ENTRIES PROVIDED =>
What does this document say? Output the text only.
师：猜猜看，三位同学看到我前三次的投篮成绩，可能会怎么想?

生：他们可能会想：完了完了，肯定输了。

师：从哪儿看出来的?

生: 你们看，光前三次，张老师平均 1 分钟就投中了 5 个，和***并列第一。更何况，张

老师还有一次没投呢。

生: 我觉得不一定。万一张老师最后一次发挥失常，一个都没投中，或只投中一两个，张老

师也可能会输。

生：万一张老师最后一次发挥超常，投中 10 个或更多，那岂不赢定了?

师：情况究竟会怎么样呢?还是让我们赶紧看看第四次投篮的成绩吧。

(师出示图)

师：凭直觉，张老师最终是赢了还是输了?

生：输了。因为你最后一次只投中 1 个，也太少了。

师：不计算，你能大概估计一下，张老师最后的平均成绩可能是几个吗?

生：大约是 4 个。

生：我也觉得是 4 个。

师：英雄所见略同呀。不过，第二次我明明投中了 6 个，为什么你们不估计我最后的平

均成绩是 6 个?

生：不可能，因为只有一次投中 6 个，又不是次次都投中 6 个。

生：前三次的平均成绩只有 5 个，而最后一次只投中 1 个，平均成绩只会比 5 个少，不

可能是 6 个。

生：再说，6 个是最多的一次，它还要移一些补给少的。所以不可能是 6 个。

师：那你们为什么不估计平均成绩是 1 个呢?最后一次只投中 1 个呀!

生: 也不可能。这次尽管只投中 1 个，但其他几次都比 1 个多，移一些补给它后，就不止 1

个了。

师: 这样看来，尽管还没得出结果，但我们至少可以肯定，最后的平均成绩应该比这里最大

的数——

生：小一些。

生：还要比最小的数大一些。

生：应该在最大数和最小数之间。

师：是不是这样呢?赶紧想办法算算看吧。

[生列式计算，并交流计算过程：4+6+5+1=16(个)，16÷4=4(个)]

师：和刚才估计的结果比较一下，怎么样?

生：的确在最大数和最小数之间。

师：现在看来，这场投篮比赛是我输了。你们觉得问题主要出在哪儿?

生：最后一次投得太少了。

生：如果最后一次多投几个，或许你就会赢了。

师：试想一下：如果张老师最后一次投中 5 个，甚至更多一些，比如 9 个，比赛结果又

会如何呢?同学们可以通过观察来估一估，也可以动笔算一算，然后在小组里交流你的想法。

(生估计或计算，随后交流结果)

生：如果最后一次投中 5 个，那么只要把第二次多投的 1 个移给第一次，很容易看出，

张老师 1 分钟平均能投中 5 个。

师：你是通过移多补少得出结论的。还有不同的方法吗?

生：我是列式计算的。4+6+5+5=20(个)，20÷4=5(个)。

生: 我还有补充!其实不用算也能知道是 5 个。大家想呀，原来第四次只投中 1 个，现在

TASK STATEMENT => Restate each of the entries above verbatim.

ANSWER FOR THIS EXERCISE =>
What does this document say? Output the text only.
师：猜猜看，三位同学看到我前三次的投篮成绩，可能会怎么想?

生：他们可能会想：完了完了，肯定输了。

师：从哪儿看出来的?

生: 你们看，光前三次，张老师平均 1 分钟就投中了 5 个，和***并列第一。更何况，张

老师还有一次没投呢。

生: 我觉得不一定。万一张老师最后一次发挥失常，一个都没投中，或只投中一两个，张老

师也可能会输。

生：万一张老师最后一次发挥超常，投中 10 个或更多，那岂不赢定了?

师：情况究竟会怎么样呢?还是让我们赶紧看看第四次投篮的成绩吧。

(师出示图)

师：凭直觉，张老师最终是赢了还是输了?

生：输了。因为你最后一次只投中 1 个，也太少了。

师：不计算，你能大概估计一下，张老师最后的平均成绩可能是几个吗?

生：大约是 4 个。

生：我也觉得是 4 个。

师：英雄所见略同呀。不过，第二次我明明投中了 6 个，为什么你们不估计我最后的平

均成绩是 6 个?

生：不可能，因为只有一次投中 6 个，又不是次次都投中 6 个。

生：前三次的平均成绩只有 5 个，而最后一次只投中 1 个，平均成绩只会比 5 个少，不

可能是 6 个。

生：再说，6 个是最多的一次，它还要移一些补给少的。所以不可能是 6 个。

师：那你们为什么不估计平均成绩是 1 个呢?最后一次只投中 1 个呀!

生: 也不可能。这次尽管只投中 1 个，但其他几次都比 1 个多，移一些补给它后，就不止 1

个了。

师: 这样看来，尽管还没得出结果，但我们至少可以肯定，最后的平均成绩应该比这里最大

的数——

生：小一些。

生：还要比最小的数大一些。

生：应该在最大数和最小数之间。

师：是不是这样呢?赶紧想办法算算看吧。

[生列式计算，并交流计算过程：4+6+5+1=16(个)，16÷4=4(个)]

师：和刚才估计的结果比较一下，怎么样?

生：的确在最大数和最小数之间。

师：现在看来，这场投篮比赛是我输了。你们觉得问题主要出在哪儿?

生：最后一次投得太少了。

生：如果最后一次多投几个，或许你就会赢了。

师：试想一下：如果张老师最后一次投中 5 个，甚至更多一些，比如 9 个，比赛结果又

会如何呢?同学们可以通过观察来估一估，也可以动笔算一算，然后在小组里交流你的想法。

(生估计或计算，随后交流结果)

生：如果最后一次投中 5 个，那么只要把第二次多投的 1 个移给第一次，很容易看出，

张老师 1 分钟平均能投中 5 个。

师：你是通过移多补少得出结论的。还有不同的方法吗?

生：我是列式计算的。4+6+5+5=20(个)，20÷4=5(个)。

生: 我还有补充!其实不用算也能知道是 5 个。大家想呀，原来第四次只投中 1 个，现在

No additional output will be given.